Begin Given entries

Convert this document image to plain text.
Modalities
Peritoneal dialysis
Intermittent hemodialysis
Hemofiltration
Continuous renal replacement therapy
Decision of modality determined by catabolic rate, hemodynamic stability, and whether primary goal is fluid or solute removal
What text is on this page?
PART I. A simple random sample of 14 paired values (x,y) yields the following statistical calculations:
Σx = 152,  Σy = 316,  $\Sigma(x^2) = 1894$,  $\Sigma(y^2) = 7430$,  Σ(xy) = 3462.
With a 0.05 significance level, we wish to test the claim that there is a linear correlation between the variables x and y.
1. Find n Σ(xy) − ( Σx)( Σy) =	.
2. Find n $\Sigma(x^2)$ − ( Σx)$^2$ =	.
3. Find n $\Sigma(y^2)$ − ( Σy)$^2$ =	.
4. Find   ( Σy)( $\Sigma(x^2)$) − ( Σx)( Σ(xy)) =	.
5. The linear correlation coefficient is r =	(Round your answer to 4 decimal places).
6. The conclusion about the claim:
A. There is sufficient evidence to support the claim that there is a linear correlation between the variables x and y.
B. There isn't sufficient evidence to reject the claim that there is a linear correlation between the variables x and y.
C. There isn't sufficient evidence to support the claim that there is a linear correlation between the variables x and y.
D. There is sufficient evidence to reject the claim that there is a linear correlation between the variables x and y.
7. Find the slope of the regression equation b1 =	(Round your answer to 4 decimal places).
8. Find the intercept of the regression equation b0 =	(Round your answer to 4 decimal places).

End Given entries

Objective →
All of the material above needs to be copied exactly.

Task output →
Convert this document image to plain text.
Modalities
Peritoneal dialysis
Intermittent hemodialysis
Hemofiltration
Continuous renal replacement therapy
Decision of modality determined by catabolic rate, hemodynamic stability, and whether primary goal is fluid or solute removal
What text is on this page?
PART I. A simple random sample of 14 paired values (x,y) yields the following statistical calculations:
Σx = 152,  Σy = 316,  $\Sigma(x^2) = 1894$,  $\Sigma(y^2) = 7430$,  Σ(xy) = 3462.
With a 0.05 significance level, we wish to test the claim that there is a linear correlation between the variables x and y.
1. Find n Σ(xy) − ( Σx)( Σy) =	.
2. Find n $\Sigma(x^2)$ − ( Σx)$^2$ =	.
3. Find n $\Sigma(y^2)$ − ( Σy)$^2$ =	.
4. Find   ( Σy)( $\Sigma(x^2)$) − ( Σx)( Σ(xy)) =	.
5. The linear correlation coefficient is r =	(Round your answer to 4 decimal places).
6. The conclusion about the claim:
A. There is sufficient evidence to support the claim that there is a linear correlation between the variables x and y.
B. There isn't sufficient evidence to reject the claim that there is a linear correlation between the variables x and y.
C. There isn't sufficient evidence to support the claim that there is a linear correlation between the variables x and y.
D. There is sufficient evidence to reject the claim that there is a linear correlation between the variables x and y.
7. Find the slope of the regression equation b1 =	(Round your answer to 4 decimal places).
8. Find the intercept of the regression equation b0 =	(Round your answer to 4 decimal places).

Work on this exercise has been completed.